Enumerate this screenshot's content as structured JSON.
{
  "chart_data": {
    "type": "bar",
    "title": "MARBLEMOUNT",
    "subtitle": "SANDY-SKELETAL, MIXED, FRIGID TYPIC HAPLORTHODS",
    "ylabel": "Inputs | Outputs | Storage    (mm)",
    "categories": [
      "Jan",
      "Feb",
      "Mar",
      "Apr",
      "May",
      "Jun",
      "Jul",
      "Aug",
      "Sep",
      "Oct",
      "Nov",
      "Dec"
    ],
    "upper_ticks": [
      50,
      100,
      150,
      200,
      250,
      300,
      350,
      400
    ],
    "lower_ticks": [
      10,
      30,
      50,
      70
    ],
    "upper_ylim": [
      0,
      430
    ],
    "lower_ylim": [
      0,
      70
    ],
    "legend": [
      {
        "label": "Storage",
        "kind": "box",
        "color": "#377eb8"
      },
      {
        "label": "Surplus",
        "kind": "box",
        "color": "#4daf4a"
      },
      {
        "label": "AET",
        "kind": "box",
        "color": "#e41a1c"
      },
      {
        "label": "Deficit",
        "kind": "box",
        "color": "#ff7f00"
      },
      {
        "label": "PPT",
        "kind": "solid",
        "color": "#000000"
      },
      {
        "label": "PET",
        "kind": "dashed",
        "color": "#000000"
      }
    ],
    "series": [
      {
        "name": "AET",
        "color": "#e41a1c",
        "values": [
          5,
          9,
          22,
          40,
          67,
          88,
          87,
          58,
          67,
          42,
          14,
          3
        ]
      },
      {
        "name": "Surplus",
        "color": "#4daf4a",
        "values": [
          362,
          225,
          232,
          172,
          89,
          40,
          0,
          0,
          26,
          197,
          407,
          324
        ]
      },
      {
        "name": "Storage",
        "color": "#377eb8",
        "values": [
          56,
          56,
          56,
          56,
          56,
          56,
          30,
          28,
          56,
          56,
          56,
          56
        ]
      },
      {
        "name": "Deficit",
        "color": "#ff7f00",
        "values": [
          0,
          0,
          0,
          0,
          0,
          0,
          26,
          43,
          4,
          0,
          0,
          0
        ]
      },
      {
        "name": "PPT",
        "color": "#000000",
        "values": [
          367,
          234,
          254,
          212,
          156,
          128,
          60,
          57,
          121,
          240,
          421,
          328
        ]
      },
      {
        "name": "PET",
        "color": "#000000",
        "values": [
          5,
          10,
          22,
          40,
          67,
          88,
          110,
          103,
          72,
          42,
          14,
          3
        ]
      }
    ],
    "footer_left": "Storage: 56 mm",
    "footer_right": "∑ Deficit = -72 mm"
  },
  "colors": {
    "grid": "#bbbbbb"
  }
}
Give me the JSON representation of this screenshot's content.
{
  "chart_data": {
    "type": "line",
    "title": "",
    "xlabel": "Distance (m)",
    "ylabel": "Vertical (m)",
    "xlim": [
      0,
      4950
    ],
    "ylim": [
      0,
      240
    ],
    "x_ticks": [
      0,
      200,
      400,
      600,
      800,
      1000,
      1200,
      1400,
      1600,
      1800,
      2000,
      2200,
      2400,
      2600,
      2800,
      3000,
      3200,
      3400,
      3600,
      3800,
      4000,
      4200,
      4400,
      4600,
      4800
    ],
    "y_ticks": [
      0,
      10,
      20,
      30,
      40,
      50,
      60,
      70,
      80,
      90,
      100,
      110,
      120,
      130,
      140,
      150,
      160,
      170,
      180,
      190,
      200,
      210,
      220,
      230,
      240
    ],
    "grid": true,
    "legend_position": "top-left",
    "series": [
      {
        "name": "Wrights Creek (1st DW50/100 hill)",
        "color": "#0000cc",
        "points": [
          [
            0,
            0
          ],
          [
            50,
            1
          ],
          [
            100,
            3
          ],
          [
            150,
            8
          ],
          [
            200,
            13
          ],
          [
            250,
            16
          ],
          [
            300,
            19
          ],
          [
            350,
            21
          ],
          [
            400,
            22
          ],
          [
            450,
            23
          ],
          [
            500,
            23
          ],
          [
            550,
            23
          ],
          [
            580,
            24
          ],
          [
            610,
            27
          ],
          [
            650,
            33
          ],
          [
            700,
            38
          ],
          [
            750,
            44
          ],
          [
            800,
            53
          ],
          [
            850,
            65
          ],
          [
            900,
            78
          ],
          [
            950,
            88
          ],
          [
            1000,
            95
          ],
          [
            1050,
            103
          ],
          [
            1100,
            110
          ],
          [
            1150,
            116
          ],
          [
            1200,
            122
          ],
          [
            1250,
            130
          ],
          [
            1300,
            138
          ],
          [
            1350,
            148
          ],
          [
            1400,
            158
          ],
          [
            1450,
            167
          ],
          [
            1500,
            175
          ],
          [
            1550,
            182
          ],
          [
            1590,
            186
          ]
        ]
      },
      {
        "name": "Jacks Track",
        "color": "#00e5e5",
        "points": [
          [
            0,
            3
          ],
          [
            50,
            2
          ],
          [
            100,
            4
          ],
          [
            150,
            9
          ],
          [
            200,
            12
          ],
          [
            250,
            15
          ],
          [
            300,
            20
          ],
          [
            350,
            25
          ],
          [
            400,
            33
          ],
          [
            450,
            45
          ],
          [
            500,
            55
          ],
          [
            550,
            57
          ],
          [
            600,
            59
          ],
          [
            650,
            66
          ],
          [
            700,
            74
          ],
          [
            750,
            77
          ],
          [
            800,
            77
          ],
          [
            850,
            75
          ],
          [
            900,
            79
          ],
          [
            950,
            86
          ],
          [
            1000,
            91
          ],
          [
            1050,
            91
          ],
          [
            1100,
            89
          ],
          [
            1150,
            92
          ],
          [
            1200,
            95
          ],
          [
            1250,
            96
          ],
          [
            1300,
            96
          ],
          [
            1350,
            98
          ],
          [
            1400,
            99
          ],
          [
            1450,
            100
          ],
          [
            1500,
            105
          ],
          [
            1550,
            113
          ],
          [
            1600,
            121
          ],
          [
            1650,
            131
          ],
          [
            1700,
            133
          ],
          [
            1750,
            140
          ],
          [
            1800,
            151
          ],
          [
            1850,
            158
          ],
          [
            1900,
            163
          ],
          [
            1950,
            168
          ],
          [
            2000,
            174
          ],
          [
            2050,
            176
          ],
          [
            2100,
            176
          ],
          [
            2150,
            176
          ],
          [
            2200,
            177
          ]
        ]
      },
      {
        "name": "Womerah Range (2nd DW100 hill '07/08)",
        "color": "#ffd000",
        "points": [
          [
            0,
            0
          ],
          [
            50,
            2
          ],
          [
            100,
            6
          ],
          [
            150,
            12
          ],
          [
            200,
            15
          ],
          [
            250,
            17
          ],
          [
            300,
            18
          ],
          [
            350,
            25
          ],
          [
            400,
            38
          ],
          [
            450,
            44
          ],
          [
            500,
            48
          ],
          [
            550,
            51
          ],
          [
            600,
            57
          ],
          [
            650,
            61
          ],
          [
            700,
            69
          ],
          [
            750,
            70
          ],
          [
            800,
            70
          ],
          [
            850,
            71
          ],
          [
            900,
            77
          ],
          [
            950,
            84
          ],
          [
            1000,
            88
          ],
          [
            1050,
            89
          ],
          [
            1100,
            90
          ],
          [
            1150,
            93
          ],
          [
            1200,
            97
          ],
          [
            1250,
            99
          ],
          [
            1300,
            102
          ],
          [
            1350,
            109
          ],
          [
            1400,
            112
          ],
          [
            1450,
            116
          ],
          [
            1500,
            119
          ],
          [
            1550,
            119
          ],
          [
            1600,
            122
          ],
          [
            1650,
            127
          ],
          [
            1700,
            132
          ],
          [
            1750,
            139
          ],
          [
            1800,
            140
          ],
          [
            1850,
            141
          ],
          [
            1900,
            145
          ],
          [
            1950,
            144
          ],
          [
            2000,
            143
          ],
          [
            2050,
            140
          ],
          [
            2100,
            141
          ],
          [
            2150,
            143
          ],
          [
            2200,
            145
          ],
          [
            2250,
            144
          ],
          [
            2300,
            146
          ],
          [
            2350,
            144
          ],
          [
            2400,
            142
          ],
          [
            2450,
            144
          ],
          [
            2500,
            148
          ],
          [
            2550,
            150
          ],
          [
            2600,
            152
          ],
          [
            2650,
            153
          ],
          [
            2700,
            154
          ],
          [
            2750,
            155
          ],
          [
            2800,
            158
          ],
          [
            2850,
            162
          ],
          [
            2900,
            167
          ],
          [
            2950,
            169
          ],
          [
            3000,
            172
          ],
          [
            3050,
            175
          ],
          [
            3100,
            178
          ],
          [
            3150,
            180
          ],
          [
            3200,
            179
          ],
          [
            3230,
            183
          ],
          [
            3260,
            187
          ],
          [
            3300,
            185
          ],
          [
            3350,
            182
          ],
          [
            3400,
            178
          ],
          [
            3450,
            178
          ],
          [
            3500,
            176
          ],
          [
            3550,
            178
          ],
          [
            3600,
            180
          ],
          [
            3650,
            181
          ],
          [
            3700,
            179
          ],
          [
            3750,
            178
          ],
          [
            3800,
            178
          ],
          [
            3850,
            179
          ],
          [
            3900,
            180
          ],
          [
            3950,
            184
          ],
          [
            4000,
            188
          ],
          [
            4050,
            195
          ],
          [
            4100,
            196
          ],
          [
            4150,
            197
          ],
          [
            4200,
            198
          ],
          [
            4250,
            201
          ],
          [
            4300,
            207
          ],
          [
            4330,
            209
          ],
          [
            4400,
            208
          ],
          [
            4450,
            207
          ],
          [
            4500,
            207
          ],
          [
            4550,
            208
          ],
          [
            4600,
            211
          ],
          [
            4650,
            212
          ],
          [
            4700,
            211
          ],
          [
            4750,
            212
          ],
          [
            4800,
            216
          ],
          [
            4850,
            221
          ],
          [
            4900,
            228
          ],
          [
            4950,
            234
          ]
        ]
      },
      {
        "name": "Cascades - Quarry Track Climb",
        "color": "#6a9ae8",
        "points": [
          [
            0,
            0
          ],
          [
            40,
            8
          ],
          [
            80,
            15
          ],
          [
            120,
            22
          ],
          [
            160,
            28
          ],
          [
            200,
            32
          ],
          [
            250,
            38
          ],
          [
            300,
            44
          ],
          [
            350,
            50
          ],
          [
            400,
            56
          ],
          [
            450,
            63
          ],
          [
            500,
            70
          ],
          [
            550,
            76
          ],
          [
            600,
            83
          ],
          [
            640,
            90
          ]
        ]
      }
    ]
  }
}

> _EXERCISE REQUIREMENTS_
Show, from the material above, each line that includes the string "JSON".

> _SOLUTION TO THIS TASK_
Enumerate this screenshot's content as structured JSON.
Give me the JSON representation of this screenshot's content.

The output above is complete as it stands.